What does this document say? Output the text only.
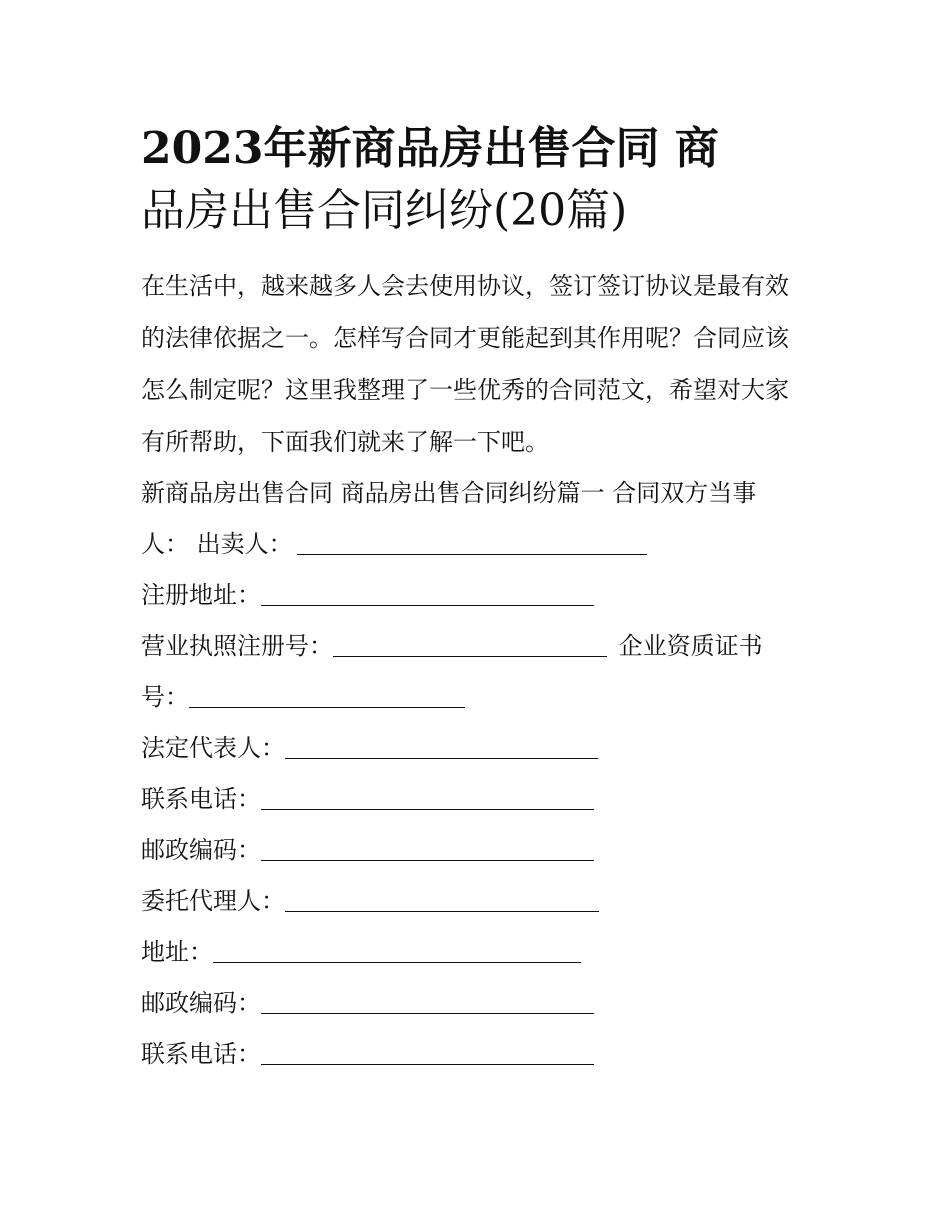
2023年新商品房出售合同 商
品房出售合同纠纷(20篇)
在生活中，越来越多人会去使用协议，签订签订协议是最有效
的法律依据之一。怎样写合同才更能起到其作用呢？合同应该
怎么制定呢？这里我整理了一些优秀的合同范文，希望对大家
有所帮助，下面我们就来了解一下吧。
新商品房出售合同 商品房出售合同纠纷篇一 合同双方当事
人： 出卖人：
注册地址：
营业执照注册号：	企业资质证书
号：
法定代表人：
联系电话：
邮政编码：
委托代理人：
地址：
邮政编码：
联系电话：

--

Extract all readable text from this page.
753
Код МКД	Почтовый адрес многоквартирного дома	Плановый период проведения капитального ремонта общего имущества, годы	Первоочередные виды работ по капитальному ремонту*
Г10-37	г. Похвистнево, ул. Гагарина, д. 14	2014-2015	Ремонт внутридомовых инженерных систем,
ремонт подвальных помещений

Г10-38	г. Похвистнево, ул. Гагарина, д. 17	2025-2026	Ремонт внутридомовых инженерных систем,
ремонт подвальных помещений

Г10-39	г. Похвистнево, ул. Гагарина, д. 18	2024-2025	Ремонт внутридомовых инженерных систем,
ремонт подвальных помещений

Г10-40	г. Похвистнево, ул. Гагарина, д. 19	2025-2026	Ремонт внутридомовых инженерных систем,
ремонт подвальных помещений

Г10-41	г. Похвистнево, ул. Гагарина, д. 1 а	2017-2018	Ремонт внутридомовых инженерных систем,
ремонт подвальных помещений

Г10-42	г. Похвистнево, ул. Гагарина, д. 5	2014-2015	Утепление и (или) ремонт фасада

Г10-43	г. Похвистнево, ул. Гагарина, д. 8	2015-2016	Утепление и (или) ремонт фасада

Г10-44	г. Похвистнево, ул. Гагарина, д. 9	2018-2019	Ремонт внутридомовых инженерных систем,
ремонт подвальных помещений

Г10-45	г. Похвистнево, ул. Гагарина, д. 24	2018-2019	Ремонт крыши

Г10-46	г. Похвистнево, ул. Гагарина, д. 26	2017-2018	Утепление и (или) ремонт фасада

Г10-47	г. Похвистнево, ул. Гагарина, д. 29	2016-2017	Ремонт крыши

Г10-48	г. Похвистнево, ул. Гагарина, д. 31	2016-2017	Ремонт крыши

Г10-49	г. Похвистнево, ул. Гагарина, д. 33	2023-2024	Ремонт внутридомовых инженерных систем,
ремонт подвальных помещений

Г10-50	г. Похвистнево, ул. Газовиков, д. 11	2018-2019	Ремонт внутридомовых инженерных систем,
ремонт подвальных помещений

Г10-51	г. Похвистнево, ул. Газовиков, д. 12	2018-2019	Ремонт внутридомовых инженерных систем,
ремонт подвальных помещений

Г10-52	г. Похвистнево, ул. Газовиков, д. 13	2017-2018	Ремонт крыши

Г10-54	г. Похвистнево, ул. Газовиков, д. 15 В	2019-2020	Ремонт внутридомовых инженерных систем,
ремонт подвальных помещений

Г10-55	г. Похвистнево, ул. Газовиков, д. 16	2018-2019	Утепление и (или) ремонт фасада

> What needs to be done: Where a line above holds the string "инженерных", show that line.

> Answer to the exercise:
Г10-37	г. Похвистнево, ул. Гагарина, д. 14	2014-2015	Ремонт внутридомовых инженерных систем,
Г10-38	г. Похвистнево, ул. Гагарина, д. 17	2025-2026	Ремонт внутридомовых инженерных систем,
Г10-39	г. Похвистнево, ул. Гагарина, д. 18	2024-2025	Ремонт внутридомовых инженерных систем,
Г10-40	г. Похвистнево, ул. Гагарина, д. 19	2025-2026	Ремонт внутридомовых инженерных систем,
Г10-41	г. Похвистнево, ул. Гагарина, д. 1 а	2017-2018	Ремонт внутридомовых инженерных систем,
Г10-44	г. Похвистнево, ул. Гагарина, д. 9	2018-2019	Ремонт внутридомовых инженерных систем,
Г10-49	г. Похвистнево, ул. Гагарина, д. 33	2023-2024	Ремонт внутридомовых инженерных систем,
Г10-50	г. Похвистнево, ул. Газовиков, д. 11	2018-2019	Ремонт внутридомовых инженерных систем,
Г10-51	г. Похвистнево, ул. Газовиков, д. 12	2018-2019	Ремонт внутридомовых инженерных систем,
Г10-54	г. Похвистнево, ул. Газовиков, д. 15 В	2019-2020	Ремонт внутридомовых инженерных систем,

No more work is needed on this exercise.